◆ **Extract provided**:
☆ ☆ ☆ ☆
There is a time and place for non-CS rngs, and it is in randomized methods whos correctness/results does not rely on the RNG.




This surprises me. With Monte Carlo methods, wouldn't you rather want quasi-random numbers[0], because they allow the simulation to converge asymptotically faster? Those are certainly not anything like crypto-strength.

[0]: https://en.wikipedia.org/wiki/Low-discrepancy_sequence


This is my understanding as well. In a classic MC problem, global illumination with path tracing, low discrepancy-based sampling converges about twice as fast as random numbers. The Cycles renderer in Blender doesn't even give you the option to use random numbers, just a choice of low discrepancy sequnces [1].

[1] "Pattern" section here: http://builder.openhmd.net/blender-hmd-viewport-temp/render/...


The suggested constants for additive recurrence in that wiki article have given me grief in the past. It is surprisingly simple to do extremely well with better choice of constants:

http://extremelearning.com.au/unreasonable-effectiveness-of-... (yes, no HTTPS, but incredibly illustrative)

Discussed in 2018: https://news.ycombinator.com/item?id=17873284


You're going to validate your results anyways, aren't you? Non-cryptographic random number generators are not guaranteed to introduce bias, a given implementation of a monte carlo simulation might introduce bias via a bug or a poorly chosen modeling. If you need to validate for bias anyways, so you might as well verify by checking against a cryptographic random number generator as well as whatever bias tests you may have at your disposal and then switch over for the speed.

A good non-cryptographic random number generator like xoshiro256 can generate at 4 times the speed of a chacha20 random number generator. Depending on how many models you need to compute and the desired precision of those models and how many random samples you need per model, this can easily be the difference between hours and days, or days and weeks.


> If the results are reliant on your RNG method I would not settle for less than crypto strength

Whenever a post on PRNGs comes up, I'm reminded of this post from a while back about Chrome:

https://medium.com/@betable/tifu-by-using-math-random-f1c308...

Near the end is a Monte Carlo estimate of Pi using 10^10 iterations:

  Chrome  3.1418697000 0.0002770464 1301.903s
  Firefox 3.1416998084 0.0001071548  249.595s
  Safari  3.1416692728 0.0000766192 7172.207s
The first observation is that the error was significantly higher for Chrome. The second is that Safari, which apparently did use a CSPRNG, was an order of magnitude slower. If you let Firefox run that long, I imagine that it would have performed many more iterations, resulting in much lower error.


>methods like ChaCha20 can generate random data at 4GB+ per core per second on a modern CPU

That's around 30x slower than a decent version of PCG, which also has a lot of variants to cover a lot of use cases.
☆ ☆ ☆ ☆
◆ **Records supplied**:

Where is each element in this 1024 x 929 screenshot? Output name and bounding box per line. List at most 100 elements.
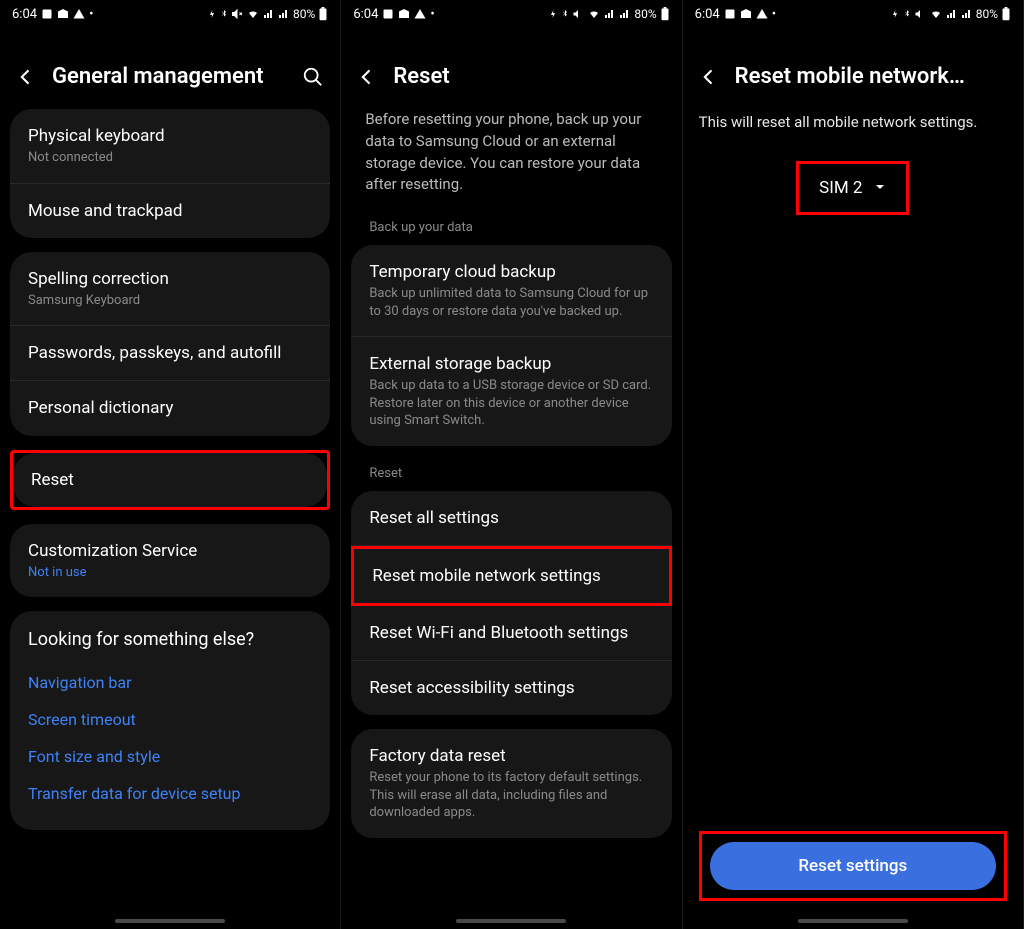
status-time: 6:04: [353, 7, 378, 22]
item-physical-keyboard[interactable]: Physical keyboard Not connected: [10, 109, 330, 184]
item-reset-mobile-network[interactable]: Reset mobile network settings: [351, 546, 671, 606]
home-indicator[interactable]: [456, 919, 566, 923]
item-factory-data-reset[interactable]: Factory data reset Reset your phone to i…: [351, 729, 671, 838]
search-icon[interactable]: [302, 66, 324, 88]
item-title: Physical keyboard: [28, 125, 312, 147]
item-subtitle: Samsung Keyboard: [28, 292, 312, 310]
store-icon: [398, 8, 410, 20]
battery-text: 80%: [976, 7, 998, 21]
mute-icon: [231, 8, 243, 20]
battery-icon: [1001, 7, 1011, 21]
item-reset-accessibility[interactable]: Reset accessibility settings: [351, 661, 671, 715]
card-input-devices: Physical keyboard Not connected Mouse an…: [10, 109, 330, 238]
item-title: Customization Service: [28, 540, 312, 562]
back-icon[interactable]: [357, 67, 377, 87]
battery-icon: [660, 7, 670, 21]
card-looking-for: Looking for something else? Navigation b…: [10, 611, 330, 830]
item-title: Reset accessibility settings: [369, 677, 653, 699]
item-title: Passwords, passkeys, and autofill: [28, 342, 312, 364]
signal-icon: [263, 8, 275, 20]
item-title: Factory data reset: [369, 745, 653, 767]
card-customization: Customization Service Not in use: [10, 524, 330, 598]
content: Physical keyboard Not connected Mouse an…: [0, 109, 340, 929]
link-font-size[interactable]: Font size and style: [28, 738, 312, 775]
more-dot: •: [89, 7, 93, 22]
item-mouse-trackpad[interactable]: Mouse and trackpad: [10, 184, 330, 238]
sim-dropdown[interactable]: SIM 2: [796, 161, 909, 215]
panel-general-management: 6:04 • 80% General management P: [0, 0, 341, 929]
back-icon[interactable]: [16, 67, 36, 87]
bluetooth-icon: [561, 8, 569, 20]
back-icon[interactable]: [699, 67, 719, 87]
item-subtitle: Back up data to a USB storage device or …: [369, 377, 653, 430]
wifi-icon: [246, 8, 260, 20]
item-title: External storage backup: [369, 353, 653, 375]
store-icon: [740, 8, 752, 20]
item-subtitle: Not connected: [28, 149, 312, 167]
page-title: Reset mobile network…: [735, 64, 1007, 89]
status-bar: 6:04 • 80%: [341, 0, 681, 28]
section-backup-label: Back up your data: [351, 214, 671, 245]
card-reset-options: Reset all settings Reset mobile network …: [351, 491, 671, 715]
bluetooth-icon: [903, 8, 911, 20]
charging-icon: [207, 8, 217, 20]
reset-description: This will reset all mobile network setti…: [683, 109, 1023, 131]
item-subtitle: Back up unlimited data to Samsung Cloud …: [369, 285, 653, 320]
card-text-input: Spelling correction Samsung Keyboard Pas…: [10, 252, 330, 436]
item-spelling-correction[interactable]: Spelling correction Samsung Keyboard: [10, 252, 330, 327]
item-title: Personal dictionary: [28, 397, 312, 419]
reset-settings-button[interactable]: Reset settings: [710, 842, 996, 890]
panel-reset-mobile-network: 6:04 • 80% Reset mobile network… This wi…: [683, 0, 1024, 929]
content: Before resetting your phone, back up you…: [341, 109, 681, 929]
gallery-icon: [724, 8, 736, 20]
sim-selector-row: SIM 2: [683, 161, 1023, 215]
header: Reset: [341, 28, 681, 109]
card-factory-reset: Factory data reset Reset your phone to i…: [351, 729, 671, 838]
item-personal-dictionary[interactable]: Personal dictionary: [10, 381, 330, 435]
item-title: Reset mobile network settings: [372, 565, 650, 587]
item-title: Spelling correction: [28, 268, 312, 290]
header: Reset mobile network…: [683, 28, 1023, 109]
status-bar: 6:04 • 80%: [0, 0, 340, 28]
item-subtitle: Not in use: [28, 564, 312, 582]
signal2-icon: [278, 8, 290, 20]
card-backup: Temporary cloud backup Back up unlimited…: [351, 245, 671, 446]
page-title: General management: [52, 64, 286, 89]
highlight-reset-button: Reset settings: [699, 831, 1007, 901]
header: General management: [0, 28, 340, 109]
warning-icon: [73, 8, 85, 20]
chevron-down-icon: [874, 178, 886, 198]
intro-text: Before resetting your phone, back up you…: [351, 109, 671, 214]
charging-icon: [548, 8, 558, 20]
signal2-icon: [961, 8, 973, 20]
item-title: Reset Wi-Fi and Bluetooth settings: [369, 622, 653, 644]
wifi-icon: [587, 8, 601, 20]
item-temp-cloud-backup[interactable]: Temporary cloud backup Back up unlimited…: [351, 245, 671, 337]
home-indicator[interactable]: [798, 919, 908, 923]
item-reset[interactable]: Reset: [13, 453, 327, 507]
link-transfer-data[interactable]: Transfer data for device setup: [28, 775, 312, 812]
link-screen-timeout[interactable]: Screen timeout: [28, 701, 312, 738]
item-customization-service[interactable]: Customization Service Not in use: [10, 524, 330, 598]
item-reset-wifi-bluetooth[interactable]: Reset Wi-Fi and Bluetooth settings: [351, 606, 671, 661]
sim-label: SIM 2: [819, 178, 862, 198]
link-navigation-bar[interactable]: Navigation bar: [28, 664, 312, 701]
mute-icon: [572, 8, 584, 20]
bluetooth-icon: [220, 8, 228, 20]
home-indicator[interactable]: [115, 919, 225, 923]
charging-icon: [890, 8, 900, 20]
item-external-storage-backup[interactable]: External storage backup Back up data to …: [351, 337, 671, 446]
item-reset-all-settings[interactable]: Reset all settings: [351, 491, 671, 546]
page-title: Reset: [393, 64, 665, 89]
card-reset: Reset: [13, 453, 327, 507]
mute-icon: [914, 8, 926, 20]
status-bar: 6:04 • 80%: [683, 0, 1023, 28]
gallery-icon: [41, 8, 53, 20]
status-time: 6:04: [12, 7, 37, 22]
item-subtitle: Reset your phone to its factory default …: [369, 769, 653, 822]
battery-text: 80%: [634, 7, 656, 21]
signal2-icon: [619, 8, 631, 20]
item-passwords[interactable]: Passwords, passkeys, and autofill: [10, 326, 330, 381]
battery-text: 80%: [293, 7, 315, 21]
more-dot: •: [430, 7, 434, 22]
☆ ☆ ☆ ☆
◆ **Your goal**:
Reproduce word for word the passage of the random number generator discussion between "https://medium.com/@betable/tifu-by-using-math-random-f1c308..." and "much lower error.", inclusive.

◆ **Finished answer**:
https://medium.com/@betable/tifu-by-using-math-random-f1c308...

Near the end is a Monte Carlo estimate of Pi using 10^10 iterations:

  Chrome  3.1418697000 0.0002770464 1301.903s
  Firefox 3.1416998084 0.0001071548  249.595s
  Safari  3.1416692728 0.0000766192 7172.207s
The first observation is that the error was significantly higher for Chrome. The second is that Safari, which apparently did use a CSPRNG, was an order of magnitude slower. If you let Firefox run that long, I imagine that it would have performed many more iterations, resulting in much lower error.